## START

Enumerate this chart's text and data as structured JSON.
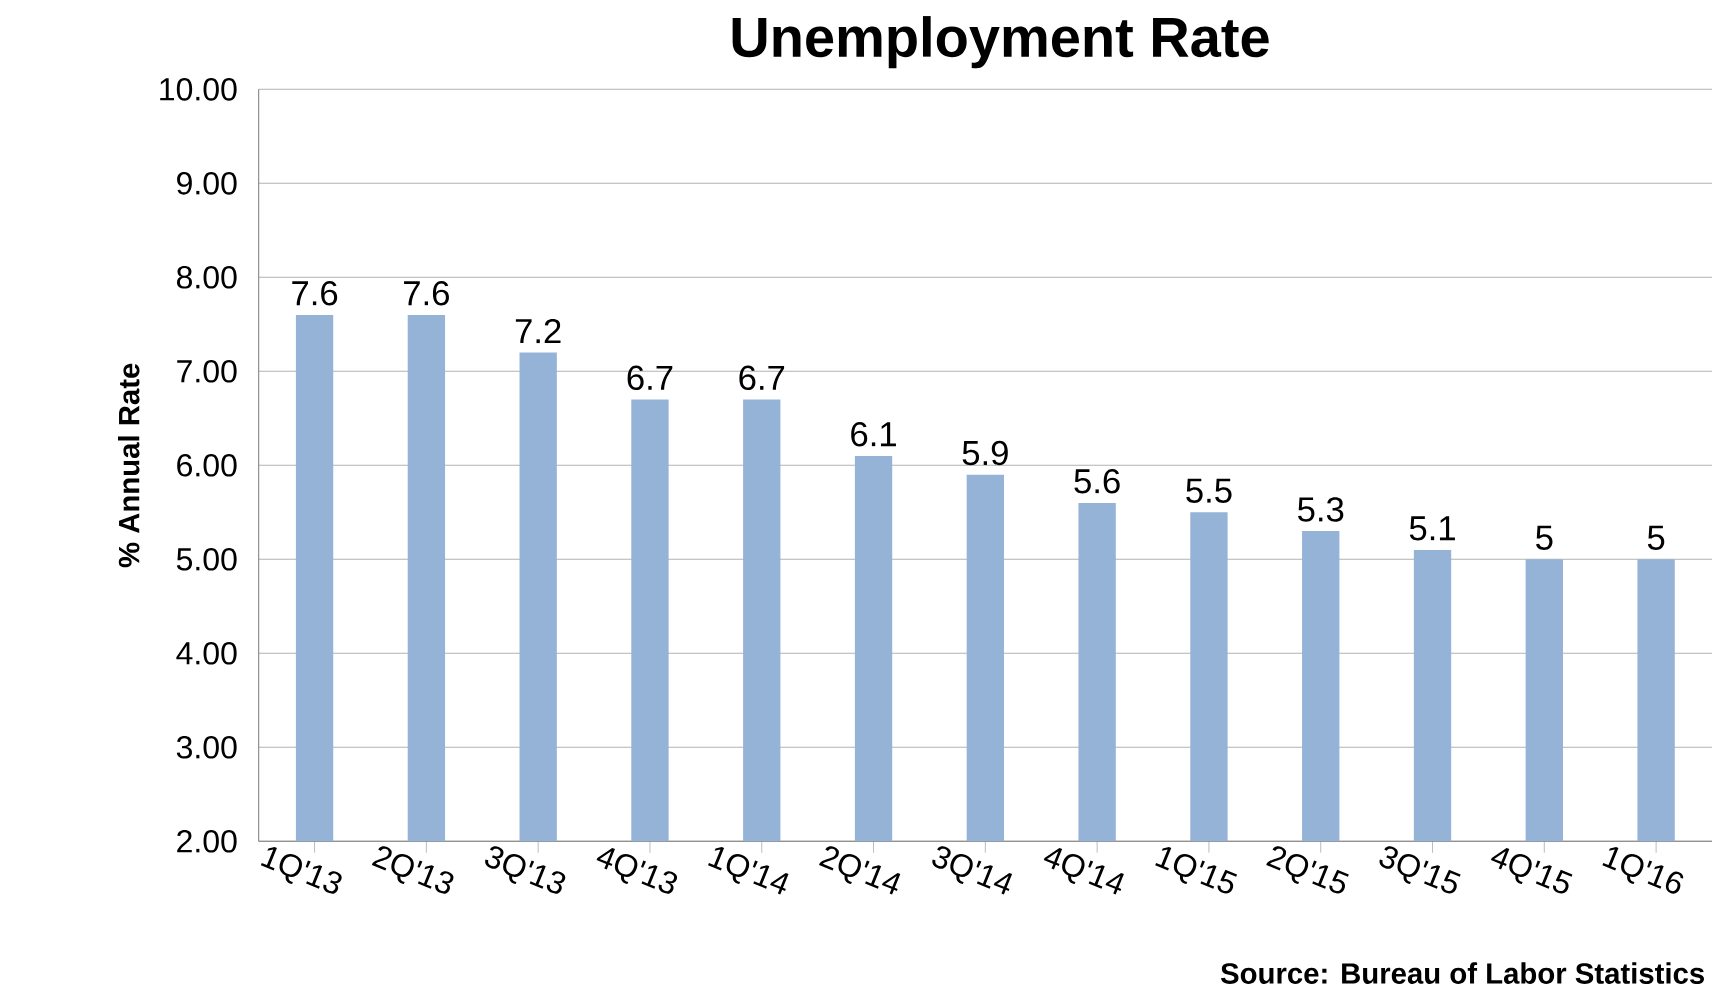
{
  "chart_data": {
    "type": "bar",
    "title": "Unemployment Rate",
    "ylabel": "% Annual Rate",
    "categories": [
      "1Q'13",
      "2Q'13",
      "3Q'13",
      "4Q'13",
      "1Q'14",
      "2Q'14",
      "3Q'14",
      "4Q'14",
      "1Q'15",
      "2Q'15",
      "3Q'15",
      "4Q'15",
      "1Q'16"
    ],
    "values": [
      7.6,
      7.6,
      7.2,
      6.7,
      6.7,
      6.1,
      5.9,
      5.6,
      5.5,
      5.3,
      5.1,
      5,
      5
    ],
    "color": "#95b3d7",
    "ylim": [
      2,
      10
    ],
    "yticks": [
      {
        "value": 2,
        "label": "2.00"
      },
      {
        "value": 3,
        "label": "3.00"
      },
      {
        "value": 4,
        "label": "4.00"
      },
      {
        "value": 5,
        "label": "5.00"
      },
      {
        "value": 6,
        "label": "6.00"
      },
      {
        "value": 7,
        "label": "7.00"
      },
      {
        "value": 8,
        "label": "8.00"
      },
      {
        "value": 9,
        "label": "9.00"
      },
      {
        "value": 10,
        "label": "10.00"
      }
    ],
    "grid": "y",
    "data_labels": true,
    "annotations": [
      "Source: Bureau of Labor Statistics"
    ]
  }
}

## END

Exclude the pictures, and transcribe all of the material exactly.

-- Final result --
Enumerate this chart's text and data as structured JSON.
{
  "chart_data": {
    "type": "bar",
    "title": "Unemployment Rate",
    "ylabel": "% Annual Rate",
    "categories": [
      "1Q'13",
      "2Q'13",
      "3Q'13",
      "4Q'13",
      "1Q'14",
      "2Q'14",
      "3Q'14",
      "4Q'14",
      "1Q'15",
      "2Q'15",
      "3Q'15",
      "4Q'15",
      "1Q'16"
    ],
    "values": [
      7.6,
      7.6,
      7.2,
      6.7,
      6.7,
      6.1,
      5.9,
      5.6,
      5.5,
      5.3,
      5.1,
      5,
      5
    ],
    "color": "#95b3d7",
    "ylim": [
      2,
      10
    ],
    "yticks": [
      {
        "value": 2,
        "label": "2.00"
      },
      {
        "value": 3,
        "label": "3.00"
      },
      {
        "value": 4,
        "label": "4.00"
      },
      {
        "value": 5,
        "label": "5.00"
      },
      {
        "value": 6,
        "label": "6.00"
      },
      {
        "value": 7,
        "label": "7.00"
      },
      {
        "value": 8,
        "label": "8.00"
      },
      {
        "value": 9,
        "label": "9.00"
      },
      {
        "value": 10,
        "label": "10.00"
      }
    ],
    "grid": "y",
    "data_labels": true,
    "annotations": [
      "Source: Bureau of Labor Statistics"
    ]
  }
}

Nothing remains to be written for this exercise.